◆ **What this task involves**
From the entries below, tally how many lines contain "Chandrasekhara" and report only that figure.

◆ **Supplied information**
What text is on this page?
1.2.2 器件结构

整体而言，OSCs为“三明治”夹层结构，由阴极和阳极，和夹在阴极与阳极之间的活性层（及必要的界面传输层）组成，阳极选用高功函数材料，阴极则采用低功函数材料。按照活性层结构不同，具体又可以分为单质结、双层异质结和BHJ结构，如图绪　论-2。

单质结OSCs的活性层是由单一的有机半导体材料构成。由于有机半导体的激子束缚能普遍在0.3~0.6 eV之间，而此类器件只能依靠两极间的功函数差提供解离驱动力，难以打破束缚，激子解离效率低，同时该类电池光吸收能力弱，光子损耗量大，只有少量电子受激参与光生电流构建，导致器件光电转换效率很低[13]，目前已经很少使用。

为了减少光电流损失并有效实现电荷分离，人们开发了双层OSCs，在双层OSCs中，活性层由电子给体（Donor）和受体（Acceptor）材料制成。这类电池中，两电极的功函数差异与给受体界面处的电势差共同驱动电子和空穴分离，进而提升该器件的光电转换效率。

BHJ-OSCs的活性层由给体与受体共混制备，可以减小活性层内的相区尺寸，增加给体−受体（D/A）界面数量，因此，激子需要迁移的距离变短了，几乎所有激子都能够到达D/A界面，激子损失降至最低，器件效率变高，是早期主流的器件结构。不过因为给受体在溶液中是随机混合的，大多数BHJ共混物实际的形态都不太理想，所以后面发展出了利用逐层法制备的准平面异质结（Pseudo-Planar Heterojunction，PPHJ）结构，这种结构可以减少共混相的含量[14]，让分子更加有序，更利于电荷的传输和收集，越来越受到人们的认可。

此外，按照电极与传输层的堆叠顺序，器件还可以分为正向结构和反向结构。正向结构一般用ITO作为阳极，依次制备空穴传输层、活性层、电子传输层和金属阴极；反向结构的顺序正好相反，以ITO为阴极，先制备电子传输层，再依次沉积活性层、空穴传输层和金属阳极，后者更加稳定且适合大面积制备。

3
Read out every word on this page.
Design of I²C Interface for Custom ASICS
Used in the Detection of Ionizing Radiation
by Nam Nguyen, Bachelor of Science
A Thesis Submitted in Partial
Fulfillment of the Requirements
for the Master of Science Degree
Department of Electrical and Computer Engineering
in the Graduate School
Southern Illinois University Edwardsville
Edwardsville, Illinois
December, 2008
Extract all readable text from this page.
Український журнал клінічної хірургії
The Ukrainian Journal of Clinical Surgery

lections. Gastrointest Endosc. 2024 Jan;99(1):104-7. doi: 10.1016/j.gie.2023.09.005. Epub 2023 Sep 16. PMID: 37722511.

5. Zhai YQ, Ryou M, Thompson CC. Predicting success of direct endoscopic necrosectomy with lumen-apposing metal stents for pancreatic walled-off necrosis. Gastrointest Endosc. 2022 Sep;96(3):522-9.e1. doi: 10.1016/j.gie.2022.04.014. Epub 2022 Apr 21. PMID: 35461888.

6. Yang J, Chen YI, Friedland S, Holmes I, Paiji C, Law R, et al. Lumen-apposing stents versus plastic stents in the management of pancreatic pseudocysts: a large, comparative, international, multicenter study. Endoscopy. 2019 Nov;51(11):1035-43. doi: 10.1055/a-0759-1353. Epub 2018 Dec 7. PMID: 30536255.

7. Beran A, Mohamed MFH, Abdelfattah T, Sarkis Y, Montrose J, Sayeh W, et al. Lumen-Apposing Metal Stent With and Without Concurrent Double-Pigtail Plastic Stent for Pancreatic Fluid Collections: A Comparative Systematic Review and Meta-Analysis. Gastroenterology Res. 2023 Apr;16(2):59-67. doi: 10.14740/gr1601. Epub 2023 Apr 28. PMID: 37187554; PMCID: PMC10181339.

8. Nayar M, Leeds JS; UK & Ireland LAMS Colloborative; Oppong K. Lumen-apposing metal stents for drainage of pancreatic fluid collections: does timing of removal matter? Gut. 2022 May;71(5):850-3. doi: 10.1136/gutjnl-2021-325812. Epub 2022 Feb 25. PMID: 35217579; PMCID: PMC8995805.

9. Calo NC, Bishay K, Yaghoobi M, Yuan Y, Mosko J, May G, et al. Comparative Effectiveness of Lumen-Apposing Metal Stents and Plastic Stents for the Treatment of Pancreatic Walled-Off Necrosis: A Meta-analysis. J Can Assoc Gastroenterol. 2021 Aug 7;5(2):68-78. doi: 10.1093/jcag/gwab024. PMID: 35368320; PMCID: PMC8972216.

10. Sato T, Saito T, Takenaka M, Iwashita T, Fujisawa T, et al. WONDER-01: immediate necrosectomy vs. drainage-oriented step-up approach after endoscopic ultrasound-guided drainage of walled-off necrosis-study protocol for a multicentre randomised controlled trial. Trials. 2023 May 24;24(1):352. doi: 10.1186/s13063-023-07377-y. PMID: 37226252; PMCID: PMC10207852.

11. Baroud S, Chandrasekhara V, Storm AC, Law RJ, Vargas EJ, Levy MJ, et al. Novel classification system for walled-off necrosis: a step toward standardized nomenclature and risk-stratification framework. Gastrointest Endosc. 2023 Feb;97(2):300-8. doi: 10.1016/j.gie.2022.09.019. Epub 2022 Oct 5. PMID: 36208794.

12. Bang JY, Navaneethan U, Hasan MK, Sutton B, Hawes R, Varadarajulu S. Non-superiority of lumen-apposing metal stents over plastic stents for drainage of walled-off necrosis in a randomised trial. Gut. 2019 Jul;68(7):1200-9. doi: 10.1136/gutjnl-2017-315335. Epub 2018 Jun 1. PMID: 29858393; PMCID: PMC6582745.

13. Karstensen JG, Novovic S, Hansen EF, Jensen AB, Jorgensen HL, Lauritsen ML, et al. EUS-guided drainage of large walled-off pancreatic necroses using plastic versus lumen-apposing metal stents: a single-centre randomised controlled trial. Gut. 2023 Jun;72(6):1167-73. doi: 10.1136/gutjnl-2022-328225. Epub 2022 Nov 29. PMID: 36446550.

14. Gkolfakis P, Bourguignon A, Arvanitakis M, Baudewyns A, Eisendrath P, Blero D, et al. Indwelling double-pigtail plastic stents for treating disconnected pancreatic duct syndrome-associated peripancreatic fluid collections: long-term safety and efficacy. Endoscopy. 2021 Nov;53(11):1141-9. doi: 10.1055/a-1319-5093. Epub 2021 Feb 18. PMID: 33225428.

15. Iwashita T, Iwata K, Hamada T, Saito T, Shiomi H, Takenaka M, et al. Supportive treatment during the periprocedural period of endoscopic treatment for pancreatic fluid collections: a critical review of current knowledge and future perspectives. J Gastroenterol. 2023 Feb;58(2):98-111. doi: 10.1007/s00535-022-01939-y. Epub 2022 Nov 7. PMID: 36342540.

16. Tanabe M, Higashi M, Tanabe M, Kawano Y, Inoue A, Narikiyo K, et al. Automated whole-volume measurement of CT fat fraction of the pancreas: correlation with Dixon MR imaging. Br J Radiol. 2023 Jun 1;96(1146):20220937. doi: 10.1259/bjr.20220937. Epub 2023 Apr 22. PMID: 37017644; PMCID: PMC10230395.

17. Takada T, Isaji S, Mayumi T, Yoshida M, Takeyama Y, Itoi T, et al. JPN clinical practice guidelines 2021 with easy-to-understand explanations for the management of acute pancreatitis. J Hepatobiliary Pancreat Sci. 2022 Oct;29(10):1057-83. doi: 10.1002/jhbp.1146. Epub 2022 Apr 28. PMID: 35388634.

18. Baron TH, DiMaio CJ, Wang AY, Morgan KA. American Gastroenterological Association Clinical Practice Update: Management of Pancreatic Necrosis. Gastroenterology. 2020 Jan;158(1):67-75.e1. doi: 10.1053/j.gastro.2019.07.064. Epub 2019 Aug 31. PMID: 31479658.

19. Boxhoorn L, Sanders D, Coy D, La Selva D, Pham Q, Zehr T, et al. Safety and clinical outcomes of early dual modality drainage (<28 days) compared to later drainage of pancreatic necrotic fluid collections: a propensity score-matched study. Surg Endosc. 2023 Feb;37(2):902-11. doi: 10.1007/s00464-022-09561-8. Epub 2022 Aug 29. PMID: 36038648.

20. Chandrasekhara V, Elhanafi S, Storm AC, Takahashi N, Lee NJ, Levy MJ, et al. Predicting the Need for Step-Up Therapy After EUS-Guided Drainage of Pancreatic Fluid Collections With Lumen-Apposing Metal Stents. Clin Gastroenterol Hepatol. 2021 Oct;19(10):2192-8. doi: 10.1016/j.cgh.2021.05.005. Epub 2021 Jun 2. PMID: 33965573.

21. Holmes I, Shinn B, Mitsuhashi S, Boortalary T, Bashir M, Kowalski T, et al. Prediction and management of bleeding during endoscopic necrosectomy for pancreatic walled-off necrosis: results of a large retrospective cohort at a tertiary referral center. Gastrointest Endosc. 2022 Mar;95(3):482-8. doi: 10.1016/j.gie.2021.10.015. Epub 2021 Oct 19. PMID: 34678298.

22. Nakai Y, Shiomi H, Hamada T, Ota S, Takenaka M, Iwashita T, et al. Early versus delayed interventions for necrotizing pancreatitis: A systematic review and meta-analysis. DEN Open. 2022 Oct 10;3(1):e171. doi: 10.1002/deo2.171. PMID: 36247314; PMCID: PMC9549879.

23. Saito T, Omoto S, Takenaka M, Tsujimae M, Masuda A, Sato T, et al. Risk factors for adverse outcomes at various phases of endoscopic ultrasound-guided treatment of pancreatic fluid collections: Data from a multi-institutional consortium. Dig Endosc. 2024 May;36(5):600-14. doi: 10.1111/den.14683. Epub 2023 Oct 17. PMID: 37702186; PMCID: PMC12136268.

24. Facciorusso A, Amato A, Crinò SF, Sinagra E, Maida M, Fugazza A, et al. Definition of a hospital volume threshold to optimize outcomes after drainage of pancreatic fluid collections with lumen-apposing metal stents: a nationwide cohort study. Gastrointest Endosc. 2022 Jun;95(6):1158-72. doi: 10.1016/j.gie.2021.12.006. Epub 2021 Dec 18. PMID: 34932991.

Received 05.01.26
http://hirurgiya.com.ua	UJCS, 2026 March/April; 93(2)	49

◆ **Result of the task**
2